GIVEN EXERCISE
Check each line of the records below for the word "content" and copy those where it appears.

☆ ☆ ☆

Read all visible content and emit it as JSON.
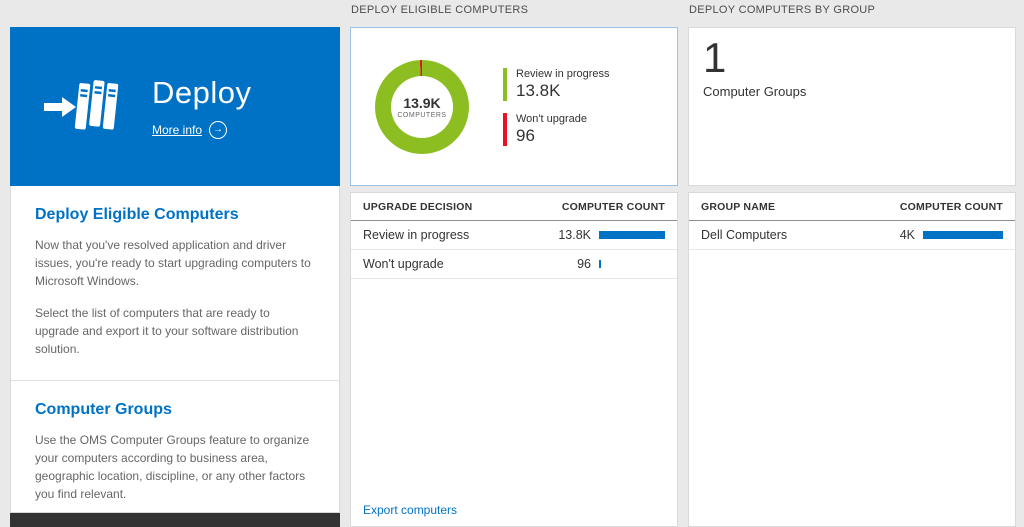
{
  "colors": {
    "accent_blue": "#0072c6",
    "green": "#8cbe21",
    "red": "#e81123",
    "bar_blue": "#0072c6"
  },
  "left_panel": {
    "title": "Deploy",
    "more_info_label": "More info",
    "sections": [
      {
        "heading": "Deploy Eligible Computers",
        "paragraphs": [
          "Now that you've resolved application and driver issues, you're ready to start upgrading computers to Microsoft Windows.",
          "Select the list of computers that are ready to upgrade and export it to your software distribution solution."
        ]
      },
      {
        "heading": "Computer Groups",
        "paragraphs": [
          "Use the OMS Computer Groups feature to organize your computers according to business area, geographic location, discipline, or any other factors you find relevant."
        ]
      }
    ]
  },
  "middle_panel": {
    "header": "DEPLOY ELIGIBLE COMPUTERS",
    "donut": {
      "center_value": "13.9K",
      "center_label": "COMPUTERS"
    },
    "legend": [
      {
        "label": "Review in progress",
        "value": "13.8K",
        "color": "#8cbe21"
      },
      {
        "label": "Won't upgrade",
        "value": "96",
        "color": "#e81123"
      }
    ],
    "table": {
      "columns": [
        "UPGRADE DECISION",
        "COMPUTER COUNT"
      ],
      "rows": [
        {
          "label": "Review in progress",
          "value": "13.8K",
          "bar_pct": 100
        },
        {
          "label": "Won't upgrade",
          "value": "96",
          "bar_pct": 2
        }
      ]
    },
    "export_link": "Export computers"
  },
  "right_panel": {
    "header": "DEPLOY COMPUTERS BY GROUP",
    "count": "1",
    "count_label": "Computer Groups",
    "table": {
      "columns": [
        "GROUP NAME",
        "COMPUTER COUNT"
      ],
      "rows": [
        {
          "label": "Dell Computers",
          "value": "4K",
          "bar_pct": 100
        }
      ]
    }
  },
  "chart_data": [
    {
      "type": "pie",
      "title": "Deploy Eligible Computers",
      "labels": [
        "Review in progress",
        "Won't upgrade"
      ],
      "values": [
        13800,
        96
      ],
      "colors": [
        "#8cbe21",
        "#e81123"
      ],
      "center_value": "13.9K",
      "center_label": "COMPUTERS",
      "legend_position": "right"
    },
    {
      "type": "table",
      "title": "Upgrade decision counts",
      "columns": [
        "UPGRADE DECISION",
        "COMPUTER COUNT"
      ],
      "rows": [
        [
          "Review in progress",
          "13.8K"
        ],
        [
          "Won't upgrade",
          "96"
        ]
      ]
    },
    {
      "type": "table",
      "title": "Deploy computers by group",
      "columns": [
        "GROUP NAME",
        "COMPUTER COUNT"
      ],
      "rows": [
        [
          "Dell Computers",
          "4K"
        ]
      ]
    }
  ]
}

☆ ☆ ☆

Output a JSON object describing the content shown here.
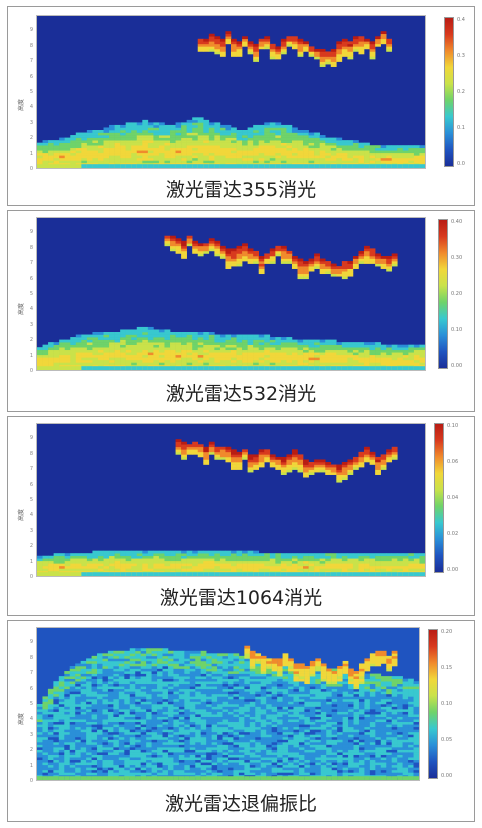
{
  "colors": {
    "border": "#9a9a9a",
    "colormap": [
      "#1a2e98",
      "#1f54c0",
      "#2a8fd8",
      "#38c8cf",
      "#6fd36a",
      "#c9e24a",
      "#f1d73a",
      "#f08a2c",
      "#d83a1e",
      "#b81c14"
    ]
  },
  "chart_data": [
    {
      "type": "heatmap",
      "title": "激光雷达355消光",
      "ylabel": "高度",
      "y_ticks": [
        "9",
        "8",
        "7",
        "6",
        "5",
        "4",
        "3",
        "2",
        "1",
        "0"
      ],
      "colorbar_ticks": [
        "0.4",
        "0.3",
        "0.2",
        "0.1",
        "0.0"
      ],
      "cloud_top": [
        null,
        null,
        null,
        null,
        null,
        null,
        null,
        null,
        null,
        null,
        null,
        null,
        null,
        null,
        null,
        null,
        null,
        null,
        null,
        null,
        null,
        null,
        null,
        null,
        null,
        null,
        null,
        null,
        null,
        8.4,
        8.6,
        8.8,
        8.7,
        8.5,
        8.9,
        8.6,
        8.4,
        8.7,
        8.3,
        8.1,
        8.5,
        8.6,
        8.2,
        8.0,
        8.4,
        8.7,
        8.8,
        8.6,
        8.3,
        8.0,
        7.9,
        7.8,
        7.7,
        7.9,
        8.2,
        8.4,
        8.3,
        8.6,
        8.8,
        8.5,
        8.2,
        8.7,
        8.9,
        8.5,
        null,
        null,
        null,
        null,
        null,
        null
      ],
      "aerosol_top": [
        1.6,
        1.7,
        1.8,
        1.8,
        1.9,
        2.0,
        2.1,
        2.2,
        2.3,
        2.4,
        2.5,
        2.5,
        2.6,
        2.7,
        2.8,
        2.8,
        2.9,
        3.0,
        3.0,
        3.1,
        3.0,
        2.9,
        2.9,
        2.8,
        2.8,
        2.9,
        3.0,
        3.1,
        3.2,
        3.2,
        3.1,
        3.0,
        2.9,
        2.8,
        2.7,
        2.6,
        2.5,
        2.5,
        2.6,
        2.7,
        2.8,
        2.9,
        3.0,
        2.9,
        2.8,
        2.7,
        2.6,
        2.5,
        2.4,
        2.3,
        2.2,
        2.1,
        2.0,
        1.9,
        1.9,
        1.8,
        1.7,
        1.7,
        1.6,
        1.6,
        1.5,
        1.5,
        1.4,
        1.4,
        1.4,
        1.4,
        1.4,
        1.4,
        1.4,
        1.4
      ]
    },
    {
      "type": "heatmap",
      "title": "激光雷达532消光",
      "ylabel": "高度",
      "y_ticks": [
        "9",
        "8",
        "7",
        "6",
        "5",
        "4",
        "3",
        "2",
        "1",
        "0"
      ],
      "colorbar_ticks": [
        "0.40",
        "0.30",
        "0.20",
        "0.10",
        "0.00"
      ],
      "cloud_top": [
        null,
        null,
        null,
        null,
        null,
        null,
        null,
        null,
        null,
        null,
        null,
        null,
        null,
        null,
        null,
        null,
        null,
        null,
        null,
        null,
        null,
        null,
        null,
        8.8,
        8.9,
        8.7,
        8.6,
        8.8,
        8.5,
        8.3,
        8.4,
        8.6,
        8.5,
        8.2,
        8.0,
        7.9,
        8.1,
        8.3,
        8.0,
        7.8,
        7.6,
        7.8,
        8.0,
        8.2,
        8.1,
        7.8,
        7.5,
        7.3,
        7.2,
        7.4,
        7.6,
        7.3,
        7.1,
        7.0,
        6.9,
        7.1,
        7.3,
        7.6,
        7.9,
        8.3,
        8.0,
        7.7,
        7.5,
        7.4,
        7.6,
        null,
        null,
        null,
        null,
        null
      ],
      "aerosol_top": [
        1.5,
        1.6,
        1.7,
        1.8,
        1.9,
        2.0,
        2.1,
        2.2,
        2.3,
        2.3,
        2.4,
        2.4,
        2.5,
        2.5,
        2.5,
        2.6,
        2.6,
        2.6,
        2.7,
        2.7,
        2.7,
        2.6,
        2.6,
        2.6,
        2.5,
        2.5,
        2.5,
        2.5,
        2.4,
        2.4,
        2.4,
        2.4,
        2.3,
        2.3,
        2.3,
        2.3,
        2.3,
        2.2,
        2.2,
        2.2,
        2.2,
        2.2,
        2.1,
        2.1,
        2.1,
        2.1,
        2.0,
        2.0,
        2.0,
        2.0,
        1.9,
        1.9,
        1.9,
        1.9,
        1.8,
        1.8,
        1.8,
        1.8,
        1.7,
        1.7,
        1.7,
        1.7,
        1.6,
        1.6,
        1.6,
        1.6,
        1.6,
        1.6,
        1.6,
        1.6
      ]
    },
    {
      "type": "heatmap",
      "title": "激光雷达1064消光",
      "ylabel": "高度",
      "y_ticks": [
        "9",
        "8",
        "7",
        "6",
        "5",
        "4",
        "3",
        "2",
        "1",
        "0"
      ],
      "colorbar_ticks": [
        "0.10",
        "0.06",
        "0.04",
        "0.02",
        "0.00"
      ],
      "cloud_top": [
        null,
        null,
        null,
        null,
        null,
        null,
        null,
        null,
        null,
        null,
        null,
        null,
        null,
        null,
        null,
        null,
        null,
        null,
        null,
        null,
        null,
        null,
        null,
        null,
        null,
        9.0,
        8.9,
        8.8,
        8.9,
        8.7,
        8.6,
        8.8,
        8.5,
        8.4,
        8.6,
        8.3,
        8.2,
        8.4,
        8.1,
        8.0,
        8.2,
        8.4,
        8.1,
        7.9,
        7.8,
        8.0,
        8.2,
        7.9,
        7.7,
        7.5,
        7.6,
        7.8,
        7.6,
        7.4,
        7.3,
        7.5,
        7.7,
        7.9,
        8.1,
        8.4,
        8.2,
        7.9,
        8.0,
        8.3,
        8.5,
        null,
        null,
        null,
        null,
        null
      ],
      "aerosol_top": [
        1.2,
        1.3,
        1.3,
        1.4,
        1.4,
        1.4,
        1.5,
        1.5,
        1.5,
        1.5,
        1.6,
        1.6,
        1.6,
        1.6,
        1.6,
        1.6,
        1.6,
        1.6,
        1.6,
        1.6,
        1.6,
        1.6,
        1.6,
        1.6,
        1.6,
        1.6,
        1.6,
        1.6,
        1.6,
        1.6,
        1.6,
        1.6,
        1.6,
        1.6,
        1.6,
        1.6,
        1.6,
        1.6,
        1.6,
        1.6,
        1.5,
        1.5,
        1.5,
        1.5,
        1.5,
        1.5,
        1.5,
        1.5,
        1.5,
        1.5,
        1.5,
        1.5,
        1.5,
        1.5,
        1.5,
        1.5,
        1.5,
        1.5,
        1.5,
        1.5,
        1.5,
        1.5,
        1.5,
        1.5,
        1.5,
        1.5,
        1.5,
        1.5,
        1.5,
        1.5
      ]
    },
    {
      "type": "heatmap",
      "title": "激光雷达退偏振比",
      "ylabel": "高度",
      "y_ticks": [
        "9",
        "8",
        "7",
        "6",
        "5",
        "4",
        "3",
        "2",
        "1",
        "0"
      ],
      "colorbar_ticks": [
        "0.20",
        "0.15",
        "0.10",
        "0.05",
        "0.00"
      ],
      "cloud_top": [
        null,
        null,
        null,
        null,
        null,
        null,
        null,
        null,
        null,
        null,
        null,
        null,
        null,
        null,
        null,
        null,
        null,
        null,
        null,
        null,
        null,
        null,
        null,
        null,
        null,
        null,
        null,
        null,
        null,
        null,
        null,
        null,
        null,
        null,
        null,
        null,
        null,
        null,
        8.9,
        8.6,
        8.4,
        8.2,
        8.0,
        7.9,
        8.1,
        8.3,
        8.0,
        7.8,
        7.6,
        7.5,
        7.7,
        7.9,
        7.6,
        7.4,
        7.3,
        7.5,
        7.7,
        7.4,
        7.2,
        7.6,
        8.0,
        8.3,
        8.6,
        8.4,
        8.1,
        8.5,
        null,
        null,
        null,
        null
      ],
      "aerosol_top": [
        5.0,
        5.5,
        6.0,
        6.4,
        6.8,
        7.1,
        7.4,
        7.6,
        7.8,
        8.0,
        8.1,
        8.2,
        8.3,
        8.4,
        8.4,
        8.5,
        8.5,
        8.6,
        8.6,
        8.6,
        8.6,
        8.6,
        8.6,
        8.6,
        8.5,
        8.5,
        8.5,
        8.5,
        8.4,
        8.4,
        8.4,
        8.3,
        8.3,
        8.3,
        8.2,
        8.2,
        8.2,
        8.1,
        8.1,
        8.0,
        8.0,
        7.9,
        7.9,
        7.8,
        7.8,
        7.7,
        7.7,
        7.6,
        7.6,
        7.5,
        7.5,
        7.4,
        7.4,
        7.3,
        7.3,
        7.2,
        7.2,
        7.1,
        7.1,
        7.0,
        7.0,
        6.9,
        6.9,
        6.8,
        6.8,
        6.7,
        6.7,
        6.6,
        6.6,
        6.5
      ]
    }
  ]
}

☆ ☆ ☆

RESULT FOR THIS TASK
Read all visible content and emit it as JSON.
Output a JSON object describing the content shown here.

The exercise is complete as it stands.